● Short task
Write the entries below out again exactly; any picture in them stays out.

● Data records
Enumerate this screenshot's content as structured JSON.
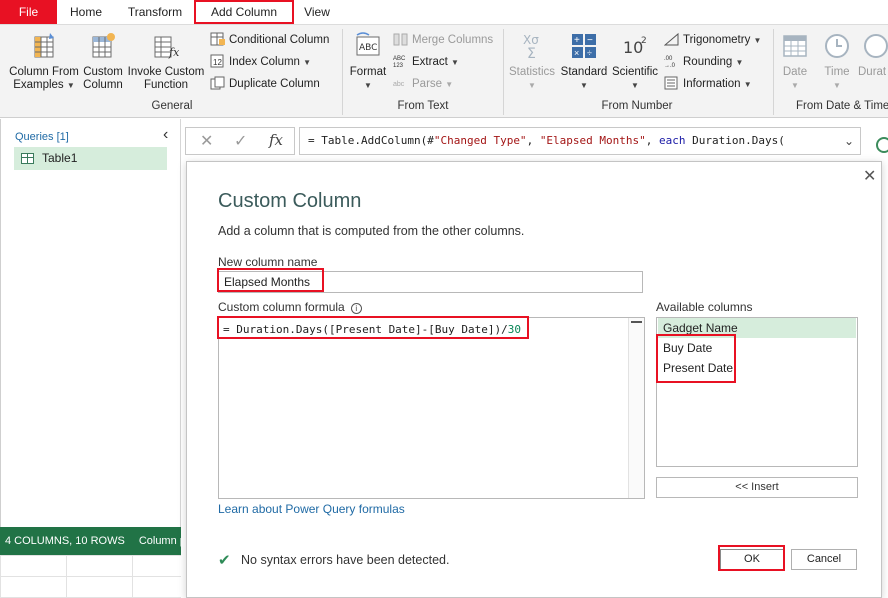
{
  "tabs": {
    "file": "File",
    "home": "Home",
    "transform": "Transform",
    "add_column": "Add Column",
    "view": "View"
  },
  "ribbon": {
    "general": {
      "column_from_examples": [
        "Column From",
        "Examples"
      ],
      "custom_column": [
        "Custom",
        "Column"
      ],
      "invoke_custom_function": [
        "Invoke Custom",
        "Function"
      ],
      "conditional_column": "Conditional Column",
      "index_column": "Index Column",
      "duplicate_column": "Duplicate Column",
      "group_label": "General"
    },
    "from_text": {
      "format": "Format",
      "merge_columns": "Merge Columns",
      "extract": "Extract",
      "parse": "Parse",
      "group_label": "From Text"
    },
    "from_number": {
      "statistics": "Statistics",
      "standard": "Standard",
      "scientific": "Scientific",
      "trigonometry": "Trigonometry",
      "rounding": "Rounding",
      "information": "Information",
      "group_label": "From Number"
    },
    "from_date_time": {
      "date": "Date",
      "time": "Time",
      "duration": "Durat",
      "group_label": "From Date & Time"
    }
  },
  "queries": {
    "label": "Queries [1]",
    "items": [
      "Table1"
    ]
  },
  "status_bar": {
    "summary": "4 COLUMNS, 10 ROWS",
    "extra": "Column pr"
  },
  "formula_bar": {
    "prefix": "= Table.AddColumn(#",
    "str1": "\"Changed Type\"",
    "comma1": ", ",
    "str2": "\"Elapsed Months\"",
    "comma2": ", ",
    "keyword": "each",
    "rest": " Duration.Days("
  },
  "dialog": {
    "title": "Custom Column",
    "description": "Add a column that is computed from the other columns.",
    "new_column_label": "New column name",
    "new_column_value": "Elapsed Months",
    "formula_label": "Custom column formula",
    "formula_main": "= Duration.Days([Present Date]-[Buy Date])/",
    "formula_num": "30",
    "available_label": "Available columns",
    "available_columns": [
      "Gadget Name",
      "Buy Date",
      "Present Date"
    ],
    "insert_label": "<< Insert",
    "learn_link": "Learn about Power Query formulas",
    "syntax_message": "No syntax errors have been detected.",
    "ok_label": "OK",
    "cancel_label": "Cancel"
  },
  "colors": {
    "accent_green": "#217346",
    "highlight_red": "#e81123",
    "selection_green": "#d6eddc"
  }
}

● Complete response
Enumerate this screenshot's content as structured JSON.
{
  "tabs": {
    "file": "File",
    "home": "Home",
    "transform": "Transform",
    "add_column": "Add Column",
    "view": "View"
  },
  "ribbon": {
    "general": {
      "column_from_examples": [
        "Column From",
        "Examples"
      ],
      "custom_column": [
        "Custom",
        "Column"
      ],
      "invoke_custom_function": [
        "Invoke Custom",
        "Function"
      ],
      "conditional_column": "Conditional Column",
      "index_column": "Index Column",
      "duplicate_column": "Duplicate Column",
      "group_label": "General"
    },
    "from_text": {
      "format": "Format",
      "merge_columns": "Merge Columns",
      "extract": "Extract",
      "parse": "Parse",
      "group_label": "From Text"
    },
    "from_number": {
      "statistics": "Statistics",
      "standard": "Standard",
      "scientific": "Scientific",
      "trigonometry": "Trigonometry",
      "rounding": "Rounding",
      "information": "Information",
      "group_label": "From Number"
    },
    "from_date_time": {
      "date": "Date",
      "time": "Time",
      "duration": "Durat",
      "group_label": "From Date & Time"
    }
  },
  "queries": {
    "label": "Queries [1]",
    "items": [
      "Table1"
    ]
  },
  "status_bar": {
    "summary": "4 COLUMNS, 10 ROWS",
    "extra": "Column pr"
  },
  "formula_bar": {
    "prefix": "= Table.AddColumn(#",
    "str1": "\"Changed Type\"",
    "comma1": ", ",
    "str2": "\"Elapsed Months\"",
    "comma2": ", ",
    "keyword": "each",
    "rest": " Duration.Days("
  },
  "dialog": {
    "title": "Custom Column",
    "description": "Add a column that is computed from the other columns.",
    "new_column_label": "New column name",
    "new_column_value": "Elapsed Months",
    "formula_label": "Custom column formula",
    "formula_main": "= Duration.Days([Present Date]-[Buy Date])/",
    "formula_num": "30",
    "available_label": "Available columns",
    "available_columns": [
      "Gadget Name",
      "Buy Date",
      "Present Date"
    ],
    "insert_label": "<< Insert",
    "learn_link": "Learn about Power Query formulas",
    "syntax_message": "No syntax errors have been detected.",
    "ok_label": "OK",
    "cancel_label": "Cancel"
  },
  "colors": {
    "accent_green": "#217346",
    "highlight_red": "#e81123",
    "selection_green": "#d6eddc"
  }
}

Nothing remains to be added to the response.